# [Short problem]
In the data below, locate each line with the word "this" and list it.

┌────────

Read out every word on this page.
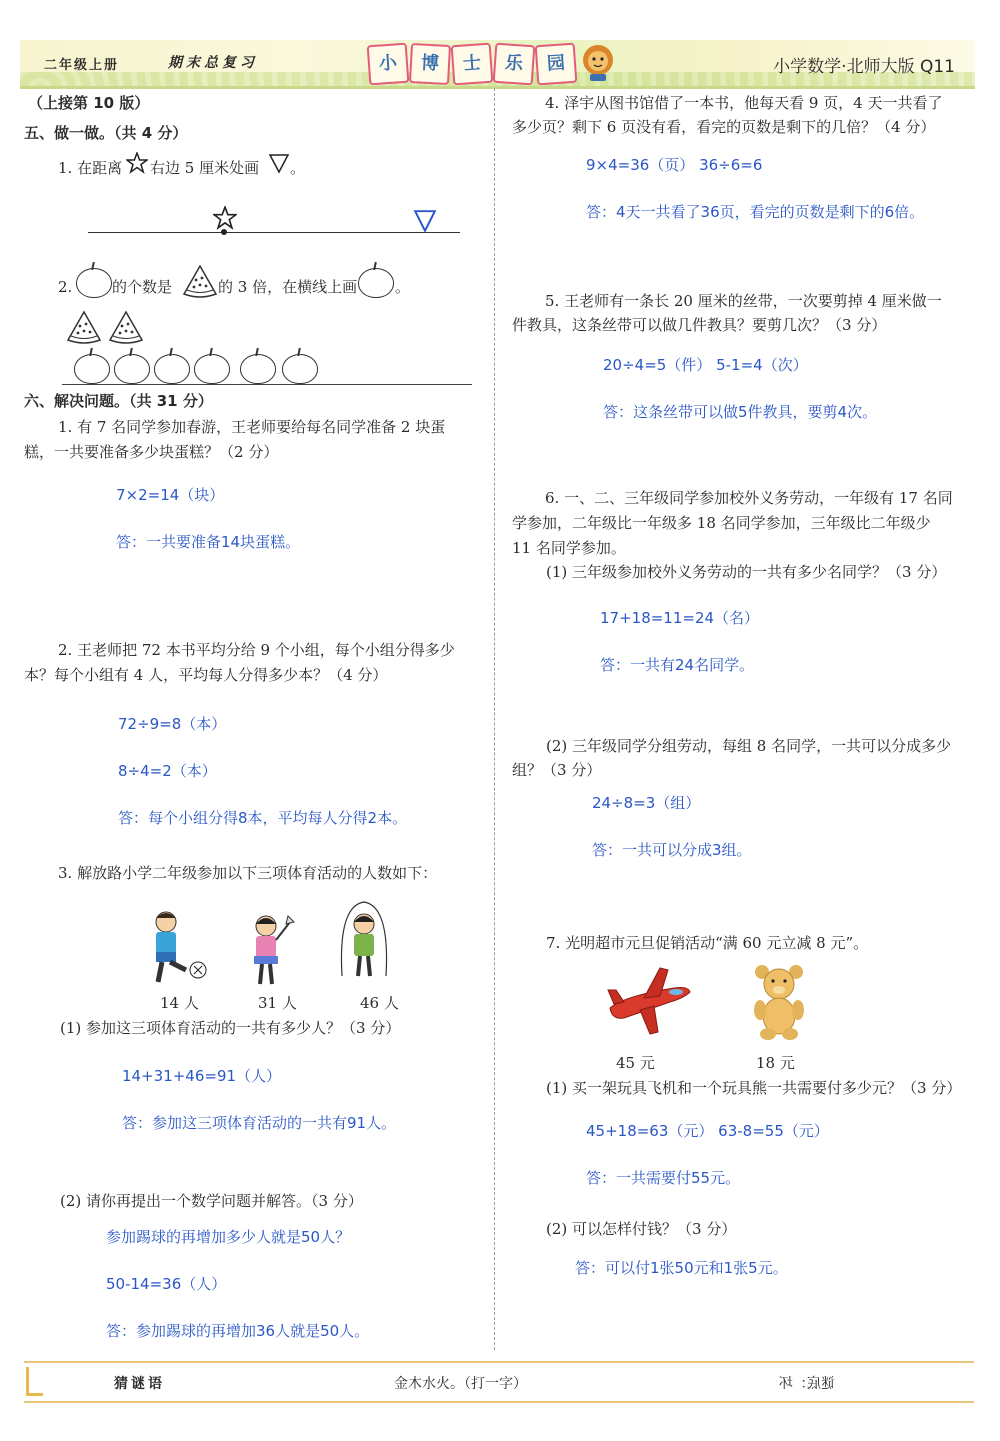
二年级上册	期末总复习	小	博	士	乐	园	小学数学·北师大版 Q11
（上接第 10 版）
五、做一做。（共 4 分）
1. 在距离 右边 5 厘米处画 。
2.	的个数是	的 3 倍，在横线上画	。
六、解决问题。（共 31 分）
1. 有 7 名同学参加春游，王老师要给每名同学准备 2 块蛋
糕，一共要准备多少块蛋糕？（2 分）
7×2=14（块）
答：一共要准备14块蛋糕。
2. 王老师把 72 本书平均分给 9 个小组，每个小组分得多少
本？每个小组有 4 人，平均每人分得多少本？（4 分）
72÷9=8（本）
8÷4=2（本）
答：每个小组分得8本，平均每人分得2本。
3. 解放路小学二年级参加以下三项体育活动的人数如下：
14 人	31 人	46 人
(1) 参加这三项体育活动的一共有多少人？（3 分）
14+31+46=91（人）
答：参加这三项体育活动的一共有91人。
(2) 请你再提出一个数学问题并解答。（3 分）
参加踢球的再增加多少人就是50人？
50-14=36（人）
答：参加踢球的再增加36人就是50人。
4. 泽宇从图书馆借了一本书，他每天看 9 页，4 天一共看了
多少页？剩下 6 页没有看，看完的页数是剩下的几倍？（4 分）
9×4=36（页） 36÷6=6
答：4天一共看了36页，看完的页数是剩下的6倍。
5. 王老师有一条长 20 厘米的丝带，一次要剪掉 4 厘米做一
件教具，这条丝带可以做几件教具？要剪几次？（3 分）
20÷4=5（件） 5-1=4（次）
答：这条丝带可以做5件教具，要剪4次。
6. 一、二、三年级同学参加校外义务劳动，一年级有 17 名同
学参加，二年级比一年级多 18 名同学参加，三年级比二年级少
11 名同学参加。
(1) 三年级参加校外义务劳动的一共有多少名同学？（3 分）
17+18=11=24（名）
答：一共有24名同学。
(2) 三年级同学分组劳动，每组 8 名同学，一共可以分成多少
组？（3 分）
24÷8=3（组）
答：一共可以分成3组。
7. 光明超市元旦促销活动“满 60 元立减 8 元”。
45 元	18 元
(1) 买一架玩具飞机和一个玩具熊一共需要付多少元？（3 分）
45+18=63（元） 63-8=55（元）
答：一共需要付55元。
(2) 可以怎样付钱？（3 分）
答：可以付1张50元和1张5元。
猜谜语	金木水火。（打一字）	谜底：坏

└────────
┌────────

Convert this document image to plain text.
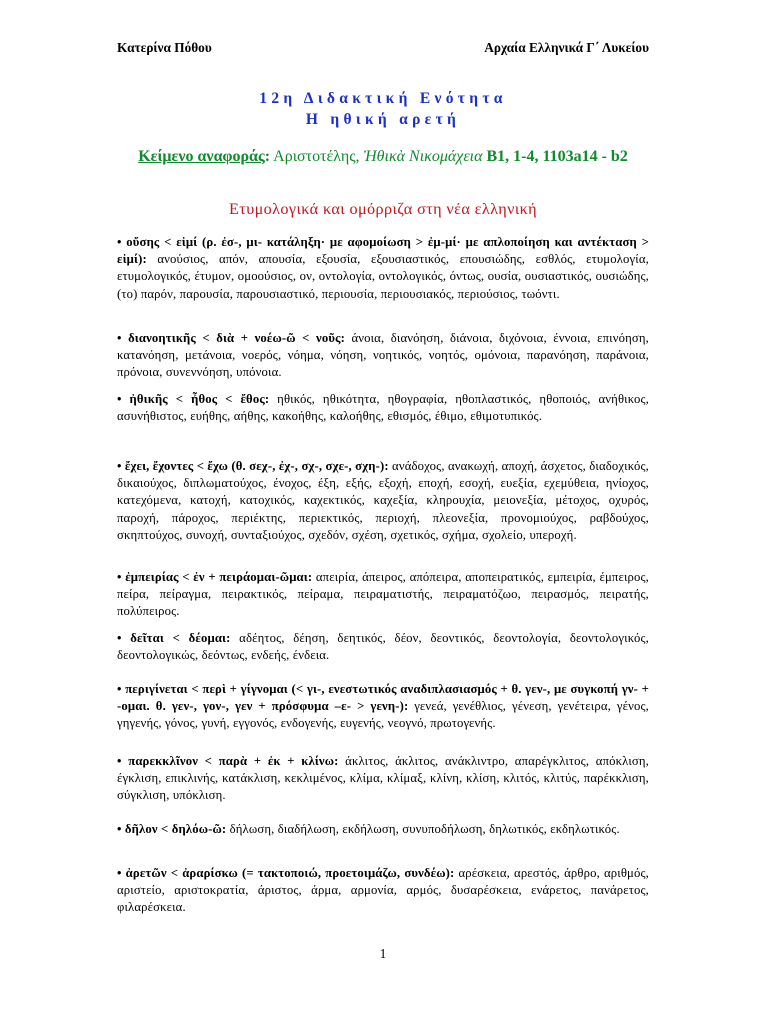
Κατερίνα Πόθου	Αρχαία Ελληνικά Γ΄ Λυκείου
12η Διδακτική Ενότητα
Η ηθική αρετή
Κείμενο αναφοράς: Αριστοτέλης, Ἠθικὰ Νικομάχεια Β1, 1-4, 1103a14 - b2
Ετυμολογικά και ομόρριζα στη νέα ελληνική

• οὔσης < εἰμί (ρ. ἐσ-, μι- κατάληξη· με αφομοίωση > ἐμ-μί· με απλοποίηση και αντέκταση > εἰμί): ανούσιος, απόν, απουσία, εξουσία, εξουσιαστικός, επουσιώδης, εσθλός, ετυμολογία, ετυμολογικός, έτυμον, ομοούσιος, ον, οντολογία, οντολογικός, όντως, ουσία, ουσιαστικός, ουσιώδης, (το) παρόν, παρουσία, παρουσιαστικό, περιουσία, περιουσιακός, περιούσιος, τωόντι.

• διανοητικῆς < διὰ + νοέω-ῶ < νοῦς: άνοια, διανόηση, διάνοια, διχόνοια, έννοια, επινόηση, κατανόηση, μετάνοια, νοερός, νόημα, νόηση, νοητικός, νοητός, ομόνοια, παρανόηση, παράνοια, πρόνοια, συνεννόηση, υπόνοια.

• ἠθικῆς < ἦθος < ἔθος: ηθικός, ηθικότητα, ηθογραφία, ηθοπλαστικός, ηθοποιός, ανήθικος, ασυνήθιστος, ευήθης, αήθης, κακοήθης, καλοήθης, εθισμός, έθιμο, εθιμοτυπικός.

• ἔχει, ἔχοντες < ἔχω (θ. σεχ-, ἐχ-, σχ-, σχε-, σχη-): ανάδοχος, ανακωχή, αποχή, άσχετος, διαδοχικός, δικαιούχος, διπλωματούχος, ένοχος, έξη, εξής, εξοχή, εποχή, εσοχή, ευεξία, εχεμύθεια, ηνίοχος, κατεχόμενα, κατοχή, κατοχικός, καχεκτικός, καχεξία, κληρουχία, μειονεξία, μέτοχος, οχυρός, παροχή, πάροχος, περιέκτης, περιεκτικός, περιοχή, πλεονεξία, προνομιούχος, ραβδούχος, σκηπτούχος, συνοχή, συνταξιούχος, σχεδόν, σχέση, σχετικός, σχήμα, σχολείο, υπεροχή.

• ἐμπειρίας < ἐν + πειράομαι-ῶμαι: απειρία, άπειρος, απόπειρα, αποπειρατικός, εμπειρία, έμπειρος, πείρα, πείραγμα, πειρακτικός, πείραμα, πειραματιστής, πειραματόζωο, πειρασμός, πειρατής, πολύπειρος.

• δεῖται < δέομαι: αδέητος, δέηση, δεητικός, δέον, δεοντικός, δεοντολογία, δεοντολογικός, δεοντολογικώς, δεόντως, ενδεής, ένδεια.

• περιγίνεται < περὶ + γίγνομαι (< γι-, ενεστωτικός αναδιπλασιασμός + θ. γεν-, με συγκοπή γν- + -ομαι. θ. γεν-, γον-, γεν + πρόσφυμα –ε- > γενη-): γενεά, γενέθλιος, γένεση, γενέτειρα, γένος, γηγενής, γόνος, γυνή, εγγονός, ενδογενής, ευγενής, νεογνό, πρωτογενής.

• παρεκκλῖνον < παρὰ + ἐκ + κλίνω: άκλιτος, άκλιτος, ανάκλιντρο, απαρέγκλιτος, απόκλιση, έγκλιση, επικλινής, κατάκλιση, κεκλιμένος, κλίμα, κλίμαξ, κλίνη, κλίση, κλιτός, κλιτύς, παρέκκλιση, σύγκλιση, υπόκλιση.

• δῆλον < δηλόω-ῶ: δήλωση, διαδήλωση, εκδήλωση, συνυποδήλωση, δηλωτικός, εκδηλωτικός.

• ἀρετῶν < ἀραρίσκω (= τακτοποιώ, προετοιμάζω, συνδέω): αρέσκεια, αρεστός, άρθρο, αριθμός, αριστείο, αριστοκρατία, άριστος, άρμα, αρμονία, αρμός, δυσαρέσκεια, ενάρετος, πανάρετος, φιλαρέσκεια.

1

└────────
┌────────

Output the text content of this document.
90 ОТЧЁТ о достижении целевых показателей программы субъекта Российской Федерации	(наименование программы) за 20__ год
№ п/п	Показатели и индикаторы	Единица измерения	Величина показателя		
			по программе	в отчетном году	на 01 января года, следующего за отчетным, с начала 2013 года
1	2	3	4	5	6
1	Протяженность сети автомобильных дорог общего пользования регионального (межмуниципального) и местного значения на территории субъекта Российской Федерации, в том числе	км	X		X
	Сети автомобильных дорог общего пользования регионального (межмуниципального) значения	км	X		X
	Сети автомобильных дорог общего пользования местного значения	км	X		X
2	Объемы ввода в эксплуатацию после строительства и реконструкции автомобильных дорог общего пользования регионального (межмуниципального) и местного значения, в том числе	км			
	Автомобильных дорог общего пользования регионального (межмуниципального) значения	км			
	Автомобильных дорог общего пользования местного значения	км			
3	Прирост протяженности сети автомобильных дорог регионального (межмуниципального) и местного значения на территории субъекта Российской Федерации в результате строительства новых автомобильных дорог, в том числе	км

└────────

# [Exercise output]
Read out every word on this page.
Convert this document image to plain text.
Output the text content of this document.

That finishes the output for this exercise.